Scan the data. Collect each line that contains the word "sans".
>> start Material supplied
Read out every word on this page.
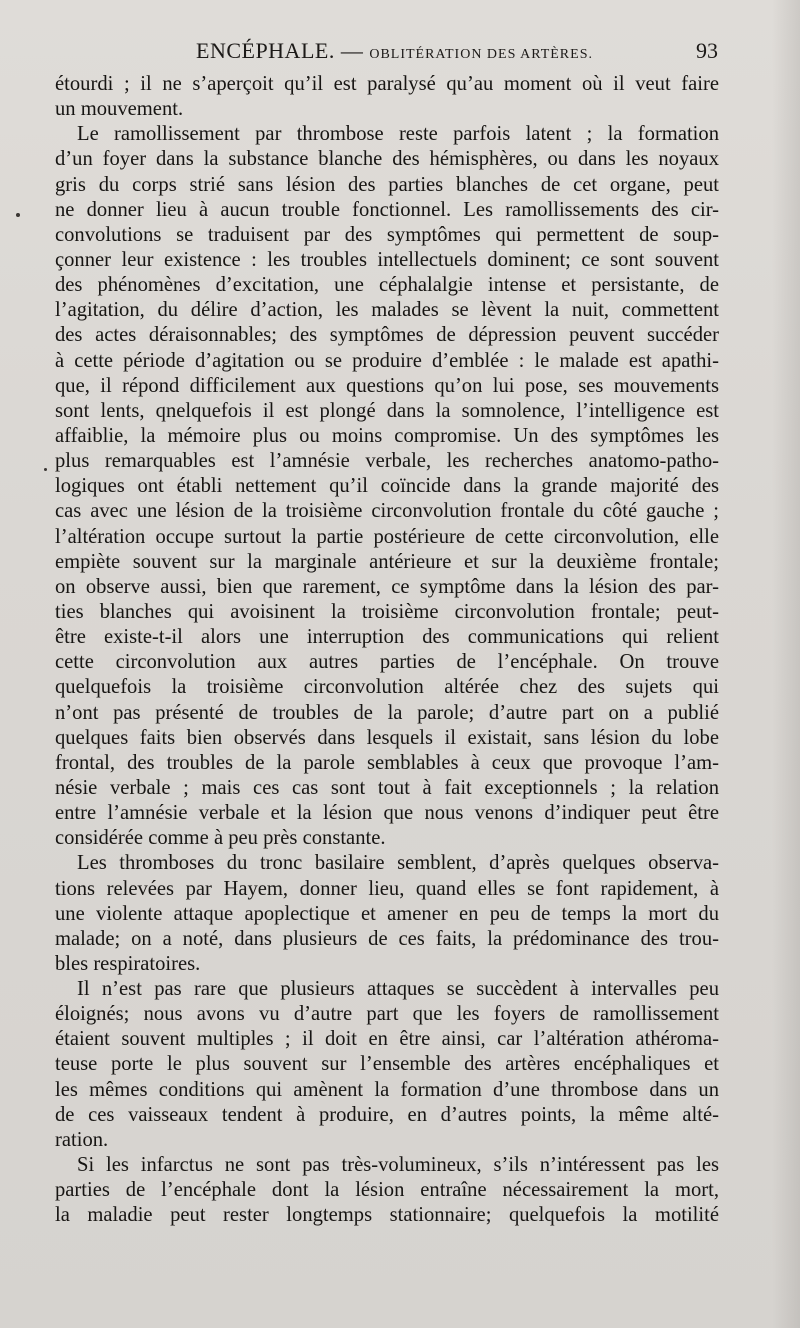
ENCÉPHALE. — OBLITÉRATION DES ARTÈRES.	93
étourdi ; il ne s’aperçoit qu’il est paralysé qu’au moment où il veut faire
un mouvement.
Le ramollissement par thrombose reste parfois latent ; la formation
d’un foyer dans la substance blanche des hémisphères, ou dans les noyaux
gris du corps strié sans lésion des parties blanches de cet organe, peut
ne donner lieu à aucun trouble fonctionnel. Les ramollissements des cir-
convolutions se traduisent par des symptômes qui permettent de soup-
çonner leur existence : les troubles intellectuels dominent; ce sont souvent
des phénomènes d’excitation, une céphalalgie intense et persistante, de
l’agitation, du délire d’action, les malades se lèvent la nuit, commettent
des actes déraisonnables; des symptômes de dépression peuvent succéder
à cette période d’agitation ou se produire d’emblée : le malade est apathi-
que, il répond difficilement aux questions qu’on lui pose, ses mouvements
sont lents, qnelquefois il est plongé dans la somnolence, l’intelligence est
affaiblie, la mémoire plus ou moins compromise. Un des symptômes les
plus remarquables est l’amnésie verbale, les recherches anatomo-patho-
logiques ont établi nettement qu’il coïncide dans la grande majorité des
cas avec une lésion de la troisième circonvolution frontale du côté gauche ;
l’altération occupe surtout la partie postérieure de cette circonvolution, elle
empiète souvent sur la marginale antérieure et sur la deuxième frontale;
on observe aussi, bien que rarement, ce symptôme dans la lésion des par-
ties blanches qui avoisinent la troisième circonvolution frontale; peut-
être existe-t-il alors une interruption des communications qui relient
cette circonvolution aux autres parties de l’encéphale. On trouve
quelquefois la troisième circonvolution altérée chez des sujets qui
n’ont pas présenté de troubles de la parole; d’autre part on a publié
quelques faits bien observés dans lesquels il existait, sans lésion du lobe
frontal, des troubles de la parole semblables à ceux que provoque l’am-
nésie verbale ; mais ces cas sont tout à fait exceptionnels ; la relation
entre l’amnésie verbale et la lésion que nous venons d’indiquer peut être
considérée comme à peu près constante.
Les thromboses du tronc basilaire semblent, d’après quelques observa-
tions relevées par Hayem, donner lieu, quand elles se font rapidement, à
une violente attaque apoplectique et amener en peu de temps la mort du
malade; on a noté, dans plusieurs de ces faits, la prédominance des trou-
bles respiratoires.
Il n’est pas rare que plusieurs attaques se succèdent à intervalles peu
éloignés; nous avons vu d’autre part que les foyers de ramollissement
étaient souvent multiples ; il doit en être ainsi, car l’altération athéroma-
teuse porte le plus souvent sur l’ensemble des artères encéphaliques et
les mêmes conditions qui amènent la formation d’une thrombose dans un
de ces vaisseaux tendent à produire, en d’autres points, la même alté-
ration.
Si les infarctus ne sont pas très-volumineux, s’ils n’intéressent pas les
parties de l’encéphale dont la lésion entraîne nécessairement la mort,
la maladie peut rester longtemps stationnaire; quelquefois la motilité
>> end Material supplied
* _Task output_:
gris du corps strié sans lésion des parties blanches de cet organe, peut
quelques faits bien observés dans lesquels il existait, sans lésion du lobe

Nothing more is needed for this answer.